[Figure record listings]
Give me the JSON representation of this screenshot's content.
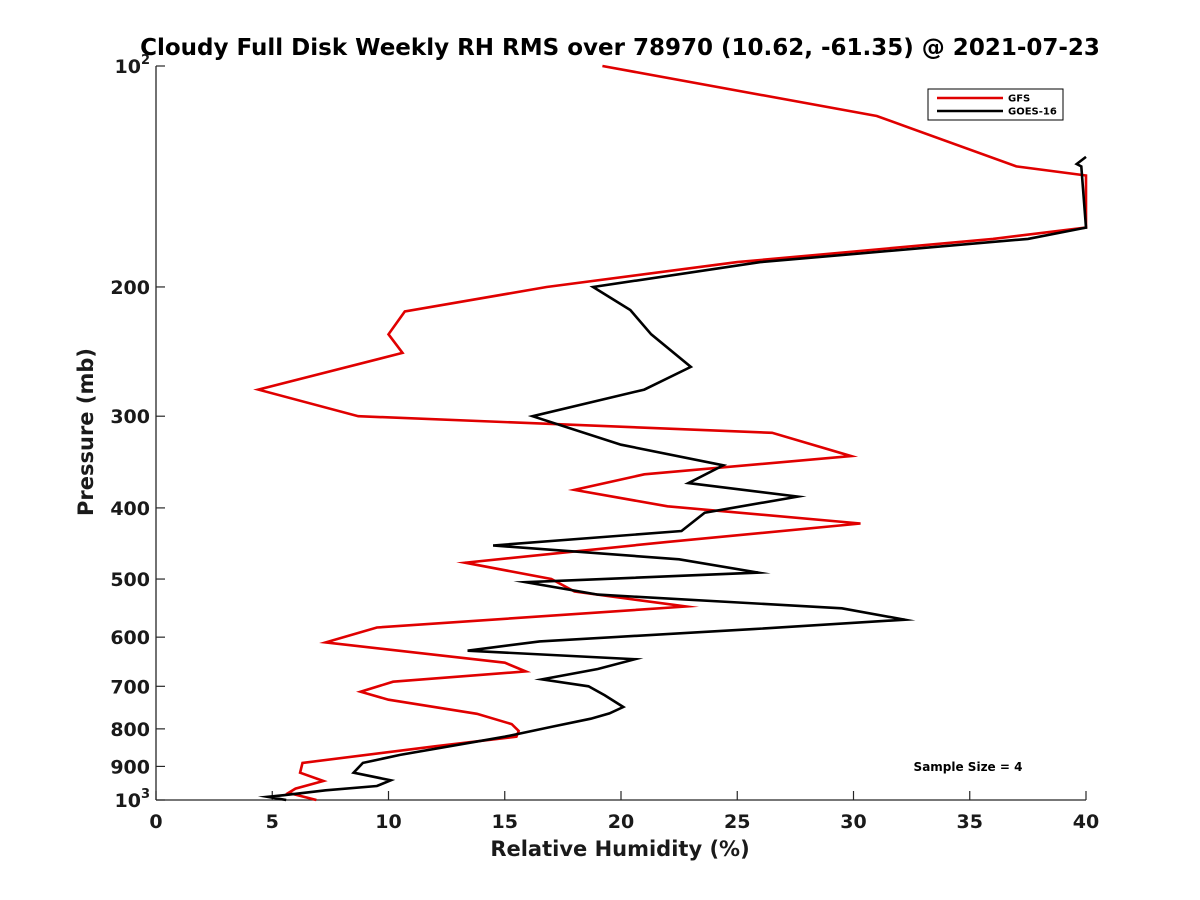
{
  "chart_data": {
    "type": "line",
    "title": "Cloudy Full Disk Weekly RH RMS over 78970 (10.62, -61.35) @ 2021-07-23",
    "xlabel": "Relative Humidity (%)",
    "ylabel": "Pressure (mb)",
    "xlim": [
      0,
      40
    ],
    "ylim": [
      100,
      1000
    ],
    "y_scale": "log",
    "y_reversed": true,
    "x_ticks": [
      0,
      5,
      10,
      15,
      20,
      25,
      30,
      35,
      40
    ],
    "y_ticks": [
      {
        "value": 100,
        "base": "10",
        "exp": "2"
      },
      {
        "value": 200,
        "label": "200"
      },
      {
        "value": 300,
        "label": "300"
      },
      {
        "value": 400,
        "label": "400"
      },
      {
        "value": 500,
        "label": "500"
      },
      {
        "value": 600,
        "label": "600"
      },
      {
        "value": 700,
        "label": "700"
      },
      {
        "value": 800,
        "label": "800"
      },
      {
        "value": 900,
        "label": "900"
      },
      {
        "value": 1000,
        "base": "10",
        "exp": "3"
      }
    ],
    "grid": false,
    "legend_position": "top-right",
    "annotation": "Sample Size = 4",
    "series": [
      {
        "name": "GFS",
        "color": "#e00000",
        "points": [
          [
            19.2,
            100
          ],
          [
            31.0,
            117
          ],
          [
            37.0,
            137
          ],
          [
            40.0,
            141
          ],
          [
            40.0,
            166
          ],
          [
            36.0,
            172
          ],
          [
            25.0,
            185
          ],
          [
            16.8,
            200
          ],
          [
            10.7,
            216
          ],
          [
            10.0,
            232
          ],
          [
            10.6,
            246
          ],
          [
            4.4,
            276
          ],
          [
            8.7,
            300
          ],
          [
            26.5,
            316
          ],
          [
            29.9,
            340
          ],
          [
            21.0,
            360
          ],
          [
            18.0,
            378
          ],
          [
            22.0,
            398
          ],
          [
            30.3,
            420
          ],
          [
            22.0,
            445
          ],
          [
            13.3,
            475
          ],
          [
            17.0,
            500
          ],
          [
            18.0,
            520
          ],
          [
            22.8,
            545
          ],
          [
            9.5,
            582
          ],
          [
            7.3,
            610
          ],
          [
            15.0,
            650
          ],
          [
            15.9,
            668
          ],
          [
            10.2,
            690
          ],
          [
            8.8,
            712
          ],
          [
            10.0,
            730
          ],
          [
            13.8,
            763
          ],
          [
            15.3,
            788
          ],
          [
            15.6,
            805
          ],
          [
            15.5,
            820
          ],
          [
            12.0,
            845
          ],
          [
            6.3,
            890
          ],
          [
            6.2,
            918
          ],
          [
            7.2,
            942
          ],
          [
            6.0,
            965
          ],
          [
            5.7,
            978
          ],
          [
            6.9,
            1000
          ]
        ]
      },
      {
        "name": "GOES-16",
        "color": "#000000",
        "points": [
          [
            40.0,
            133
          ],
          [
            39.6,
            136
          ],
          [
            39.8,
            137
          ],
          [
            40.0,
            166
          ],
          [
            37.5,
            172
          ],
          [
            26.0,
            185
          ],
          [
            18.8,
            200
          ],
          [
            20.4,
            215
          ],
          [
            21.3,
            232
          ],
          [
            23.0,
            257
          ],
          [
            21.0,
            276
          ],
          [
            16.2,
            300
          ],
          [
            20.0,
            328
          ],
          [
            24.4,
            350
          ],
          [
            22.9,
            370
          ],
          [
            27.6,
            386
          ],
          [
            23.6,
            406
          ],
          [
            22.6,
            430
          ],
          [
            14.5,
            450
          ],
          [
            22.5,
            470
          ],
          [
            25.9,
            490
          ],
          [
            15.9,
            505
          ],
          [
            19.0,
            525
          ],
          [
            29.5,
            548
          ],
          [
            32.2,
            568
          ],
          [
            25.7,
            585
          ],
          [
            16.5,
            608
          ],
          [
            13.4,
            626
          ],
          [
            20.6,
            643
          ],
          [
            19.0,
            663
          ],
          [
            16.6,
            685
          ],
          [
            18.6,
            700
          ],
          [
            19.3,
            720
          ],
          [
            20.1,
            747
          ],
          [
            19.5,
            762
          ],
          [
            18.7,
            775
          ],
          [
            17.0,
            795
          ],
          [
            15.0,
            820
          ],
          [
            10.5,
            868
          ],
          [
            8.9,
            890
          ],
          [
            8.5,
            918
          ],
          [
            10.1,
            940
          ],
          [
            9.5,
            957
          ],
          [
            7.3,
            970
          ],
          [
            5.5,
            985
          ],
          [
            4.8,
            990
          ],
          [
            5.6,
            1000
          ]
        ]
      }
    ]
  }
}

* **TASK TO CARRY OUT**:
Which lines hold the string "value"? Copy all of them from the data above.

* **COMPLETE ANSWER**:
        "value": 100,
        "value": 200,
        "value": 300,
        "value": 400,
        "value": 500,
        "value": 600,
        "value": 700,
        "value": 800,
        "value": 900,
        "value": 1000,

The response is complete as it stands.